PROBLEM TO SOLVE:
Output the records exactly as they appear, with no pictures included.

PROVIDED RECORDS:
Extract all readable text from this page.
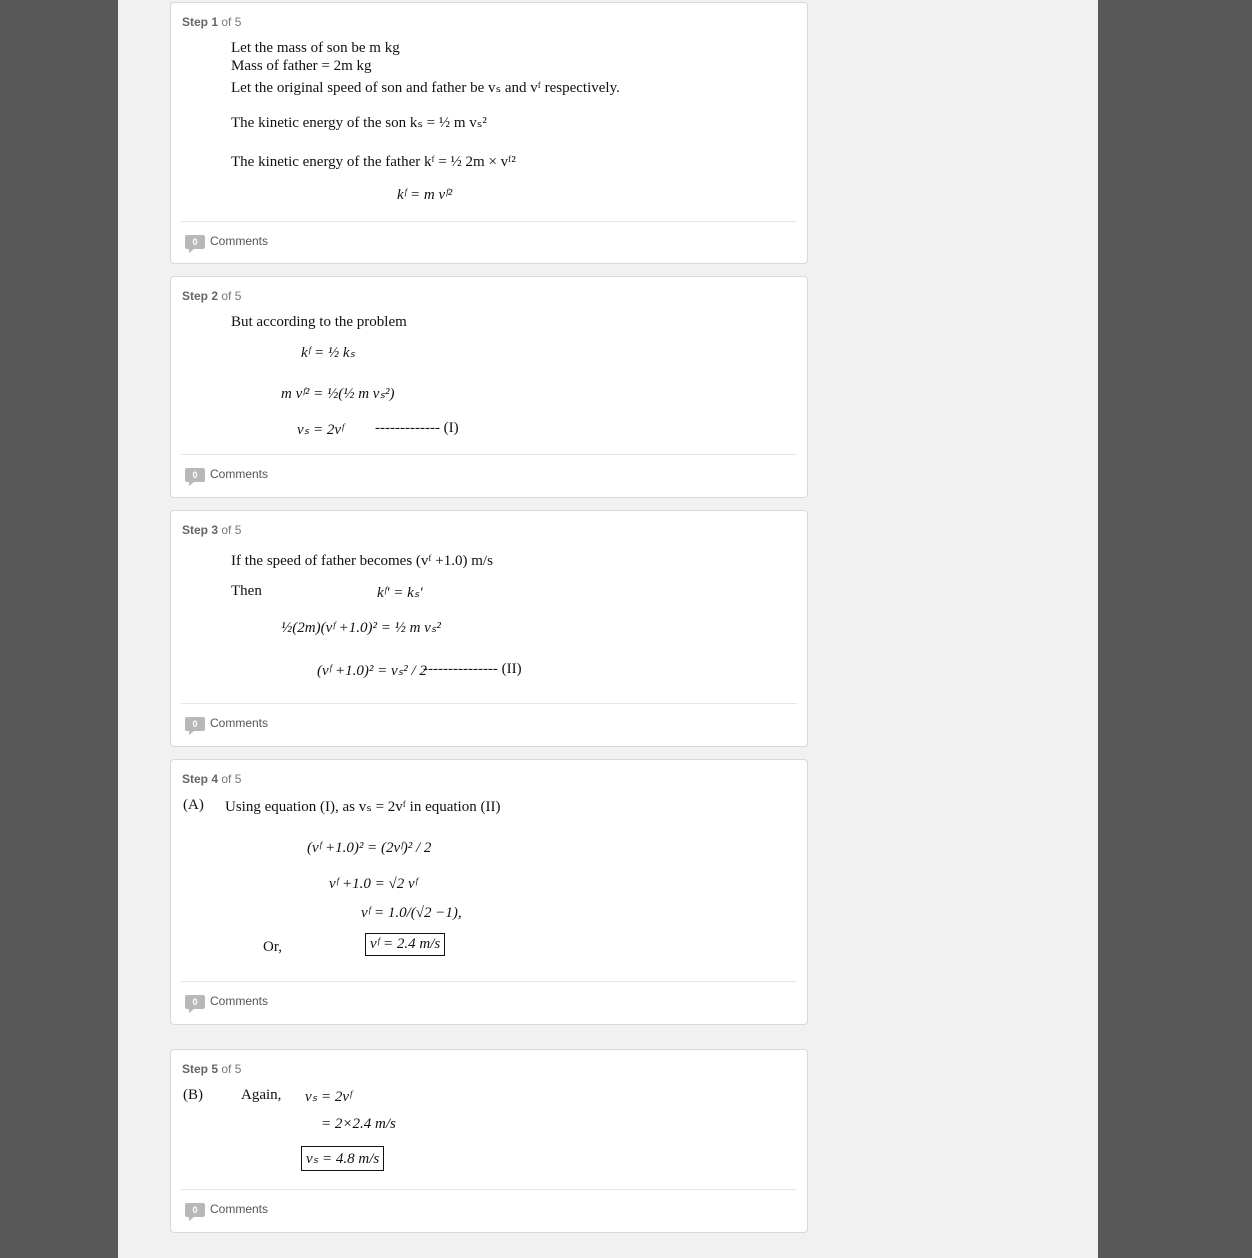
Step 1 of 5
Let the mass of son be m kg
Mass of father = 2m kg
Let the original speed of son and father be vₛ and vᶠ respectively.
The kinetic energy of the son kₛ = ½ m vₛ²
The kinetic energy of the father kᶠ = ½ 2m × vᶠ²
kᶠ = m vᶠ²
0	Comments
Step 2 of 5
But according to the problem
kᶠ = ½ kₛ
m vᶠ² = ½(½ m vₛ²)
vₛ = 2vᶠ ------------- (I)
0	Comments
Step 3 of 5
If the speed of father becomes (vᶠ +1.0) m/s
Then	kᶠ' = kₛ'
½(2m)(vᶠ +1.0)² = ½ m vₛ²
(vᶠ +1.0)² = vₛ² / 2
--------------- (II)
0	Comments
Step 4 of 5
(A) Using equation (I), as vₛ = 2vᶠ in equation (II)
(vᶠ +1.0)² = (2vᶠ)² / 2
vᶠ +1.0 = √2 vᶠ
vᶠ = 1.0/(√2 −1),
Or,	vᶠ = 2.4 m/s
0	Comments
Step 5 of 5
(B)	Again, vₛ = 2vᶠ
= 2×2.4 m/s
vₛ = 4.8 m/s
0	Comments
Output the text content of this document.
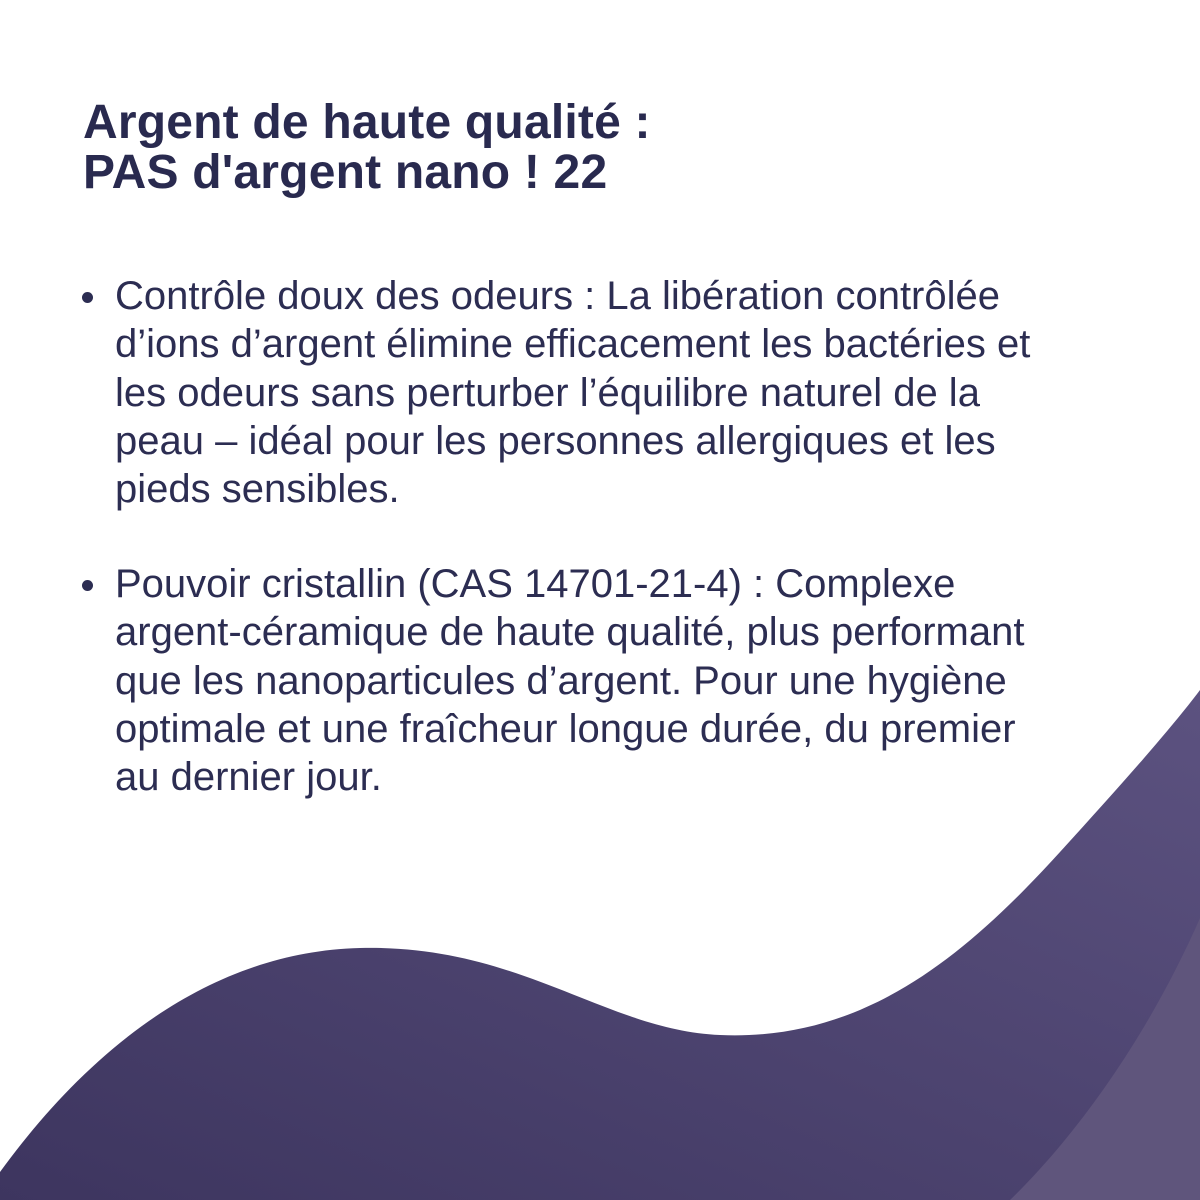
Argent de haute qualité :
PAS d'argent nano ! 22
Contrôle doux des odeurs : La libération contrôlée
d’ions d’argent élimine efficacement les bactéries et
les odeurs sans perturber l’équilibre naturel de la
peau – idéal pour les personnes allergiques et les
pieds sensibles.
Pouvoir cristallin (CAS 14701-21-4) : Complexe
argent-céramique de haute qualité, plus performant
que les nanoparticules d’argent. Pour une hygiène
optimale et une fraîcheur longue durée, du premier
au dernier jour.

OUTPUT OF THE EXERCISE:
Extract all readable text from this page.
Step 1 of 5
Let the mass of son be m kg
Mass of father = 2m kg
Let the original speed of son and father be vₛ and vᶠ respectively.
The kinetic energy of the son kₛ = ½ m vₛ²
The kinetic energy of the father kᶠ = ½ 2m × vᶠ²
kᶠ = m vᶠ²
0	Comments
Step 2 of 5
But according to the problem
kᶠ = ½ kₛ
m vᶠ² = ½(½ m vₛ²)
vₛ = 2vᶠ ------------- (I)
0	Comments
Step 3 of 5
If the speed of father becomes (vᶠ +1.0) m/s
Then	kᶠ' = kₛ'
½(2m)(vᶠ +1.0)² = ½ m vₛ²
(vᶠ +1.0)² = vₛ² / 2
--------------- (II)
0	Comments
Step 4 of 5
(A) Using equation (I), as vₛ = 2vᶠ in equation (II)
(vᶠ +1.0)² = (2vᶠ)² / 2
vᶠ +1.0 = √2 vᶠ
vᶠ = 1.0/(√2 −1),
Or,	vᶠ = 2.4 m/s
0	Comments
Step 5 of 5
(B)	Again, vₛ = 2vᶠ
= 2×2.4 m/s
vₛ = 4.8 m/s
0	Comments
Output the text content of this document.
Argent de haute qualité :
PAS d'argent nano ! 22
Contrôle doux des odeurs : La libération contrôlée
d’ions d’argent élimine efficacement les bactéries et
les odeurs sans perturber l’équilibre naturel de la
peau – idéal pour les personnes allergiques et les
pieds sensibles.
Pouvoir cristallin (CAS 14701-21-4) : Complexe
argent-céramique de haute qualité, plus performant
que les nanoparticules d’argent. Pour une hygiène
optimale et une fraîcheur longue durée, du premier
au dernier jour.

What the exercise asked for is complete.